WORK INSTRUCTIONS: Check every line below for the word "Αἰσώπειοι" and copy each one that has it.

DATA PROVIDED:
-=-=-
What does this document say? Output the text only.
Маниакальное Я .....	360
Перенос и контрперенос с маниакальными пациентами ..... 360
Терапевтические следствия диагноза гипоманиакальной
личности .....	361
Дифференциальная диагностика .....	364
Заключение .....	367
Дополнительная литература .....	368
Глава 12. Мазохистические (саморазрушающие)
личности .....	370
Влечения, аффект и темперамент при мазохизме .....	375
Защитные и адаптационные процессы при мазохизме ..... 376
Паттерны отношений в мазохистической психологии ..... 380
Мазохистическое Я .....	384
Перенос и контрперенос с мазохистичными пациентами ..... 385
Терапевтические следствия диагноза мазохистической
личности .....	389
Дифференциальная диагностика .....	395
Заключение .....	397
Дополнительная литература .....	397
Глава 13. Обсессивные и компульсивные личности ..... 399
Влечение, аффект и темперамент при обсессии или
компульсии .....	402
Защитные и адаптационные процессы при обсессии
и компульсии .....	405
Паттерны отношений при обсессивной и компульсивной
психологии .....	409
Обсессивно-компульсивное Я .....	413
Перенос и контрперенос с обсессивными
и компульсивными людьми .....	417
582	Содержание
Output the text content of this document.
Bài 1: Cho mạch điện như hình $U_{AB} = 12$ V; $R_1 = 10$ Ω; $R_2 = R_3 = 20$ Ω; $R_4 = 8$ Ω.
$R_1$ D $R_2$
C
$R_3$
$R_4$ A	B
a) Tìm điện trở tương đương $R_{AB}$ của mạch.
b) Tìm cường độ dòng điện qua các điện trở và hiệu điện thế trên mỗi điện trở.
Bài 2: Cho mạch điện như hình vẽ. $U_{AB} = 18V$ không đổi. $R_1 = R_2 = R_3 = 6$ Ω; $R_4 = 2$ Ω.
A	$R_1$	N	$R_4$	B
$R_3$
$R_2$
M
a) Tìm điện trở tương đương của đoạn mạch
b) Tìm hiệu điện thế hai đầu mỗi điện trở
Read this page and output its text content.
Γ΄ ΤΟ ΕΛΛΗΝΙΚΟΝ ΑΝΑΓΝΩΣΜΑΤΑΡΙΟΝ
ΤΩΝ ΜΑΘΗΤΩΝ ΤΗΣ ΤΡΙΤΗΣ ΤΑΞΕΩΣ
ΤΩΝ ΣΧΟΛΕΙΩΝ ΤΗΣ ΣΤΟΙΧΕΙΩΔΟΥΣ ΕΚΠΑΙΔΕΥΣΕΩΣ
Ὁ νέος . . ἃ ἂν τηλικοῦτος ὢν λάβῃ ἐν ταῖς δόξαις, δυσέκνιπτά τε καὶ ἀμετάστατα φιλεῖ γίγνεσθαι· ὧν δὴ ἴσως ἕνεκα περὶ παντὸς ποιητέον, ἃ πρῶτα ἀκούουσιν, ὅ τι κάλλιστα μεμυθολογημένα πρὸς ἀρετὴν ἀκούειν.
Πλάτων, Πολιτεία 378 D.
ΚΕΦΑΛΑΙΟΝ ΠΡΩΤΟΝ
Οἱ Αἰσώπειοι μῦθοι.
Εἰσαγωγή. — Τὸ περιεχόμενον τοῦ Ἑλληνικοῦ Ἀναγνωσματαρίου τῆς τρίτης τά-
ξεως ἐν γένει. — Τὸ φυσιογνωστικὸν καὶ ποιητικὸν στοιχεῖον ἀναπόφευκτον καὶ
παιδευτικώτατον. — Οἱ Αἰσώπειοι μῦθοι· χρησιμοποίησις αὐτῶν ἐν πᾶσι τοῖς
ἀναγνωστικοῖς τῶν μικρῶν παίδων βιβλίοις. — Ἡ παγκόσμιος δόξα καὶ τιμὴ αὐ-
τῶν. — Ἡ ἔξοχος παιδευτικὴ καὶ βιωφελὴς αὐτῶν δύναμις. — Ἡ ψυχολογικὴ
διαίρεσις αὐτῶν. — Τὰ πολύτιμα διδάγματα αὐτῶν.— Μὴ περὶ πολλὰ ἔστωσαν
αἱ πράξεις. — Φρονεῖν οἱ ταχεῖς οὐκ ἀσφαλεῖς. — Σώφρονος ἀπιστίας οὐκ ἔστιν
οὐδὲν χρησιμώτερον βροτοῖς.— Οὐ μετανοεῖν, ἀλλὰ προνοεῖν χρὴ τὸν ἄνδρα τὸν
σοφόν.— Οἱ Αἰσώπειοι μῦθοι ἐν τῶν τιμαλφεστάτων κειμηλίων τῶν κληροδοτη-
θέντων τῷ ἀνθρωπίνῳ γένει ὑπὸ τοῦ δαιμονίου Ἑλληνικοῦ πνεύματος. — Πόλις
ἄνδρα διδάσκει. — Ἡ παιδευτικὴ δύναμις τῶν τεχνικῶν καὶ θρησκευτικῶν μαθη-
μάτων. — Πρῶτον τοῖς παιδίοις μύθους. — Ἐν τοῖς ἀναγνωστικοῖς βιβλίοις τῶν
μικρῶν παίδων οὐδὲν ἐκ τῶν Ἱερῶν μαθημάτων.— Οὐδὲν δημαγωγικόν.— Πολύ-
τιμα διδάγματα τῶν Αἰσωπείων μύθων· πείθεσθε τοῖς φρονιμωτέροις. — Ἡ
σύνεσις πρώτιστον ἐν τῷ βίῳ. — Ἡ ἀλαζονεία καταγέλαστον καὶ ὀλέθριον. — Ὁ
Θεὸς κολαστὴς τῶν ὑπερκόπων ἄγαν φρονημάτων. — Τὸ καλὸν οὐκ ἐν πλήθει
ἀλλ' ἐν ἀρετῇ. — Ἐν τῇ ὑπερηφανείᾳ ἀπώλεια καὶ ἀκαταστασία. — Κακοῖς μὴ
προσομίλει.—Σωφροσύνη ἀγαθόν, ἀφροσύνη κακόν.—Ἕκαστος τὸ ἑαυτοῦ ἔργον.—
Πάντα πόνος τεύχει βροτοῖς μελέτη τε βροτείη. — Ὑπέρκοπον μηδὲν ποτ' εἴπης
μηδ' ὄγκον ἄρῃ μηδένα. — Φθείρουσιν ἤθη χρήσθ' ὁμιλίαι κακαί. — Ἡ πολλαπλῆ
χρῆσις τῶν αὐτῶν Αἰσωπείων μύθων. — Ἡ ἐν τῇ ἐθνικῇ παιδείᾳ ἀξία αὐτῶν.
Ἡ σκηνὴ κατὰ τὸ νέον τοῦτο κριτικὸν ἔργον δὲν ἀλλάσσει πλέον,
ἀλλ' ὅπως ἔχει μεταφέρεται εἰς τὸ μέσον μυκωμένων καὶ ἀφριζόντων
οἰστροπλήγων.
-=-=-
EXERCISE OUTPUT:
Οἱ Αἰσώπειοι μῦθοι.
παιδευτικώτατον. — Οἱ Αἰσώπειοι μῦθοι· χρησιμοποίησις αὐτῶν ἐν πᾶσι τοῖς
σοφόν.— Οἱ Αἰσώπειοι μῦθοι ἐν τῶν τιμαλφεστάτων κειμηλίων τῶν κληροδοτη-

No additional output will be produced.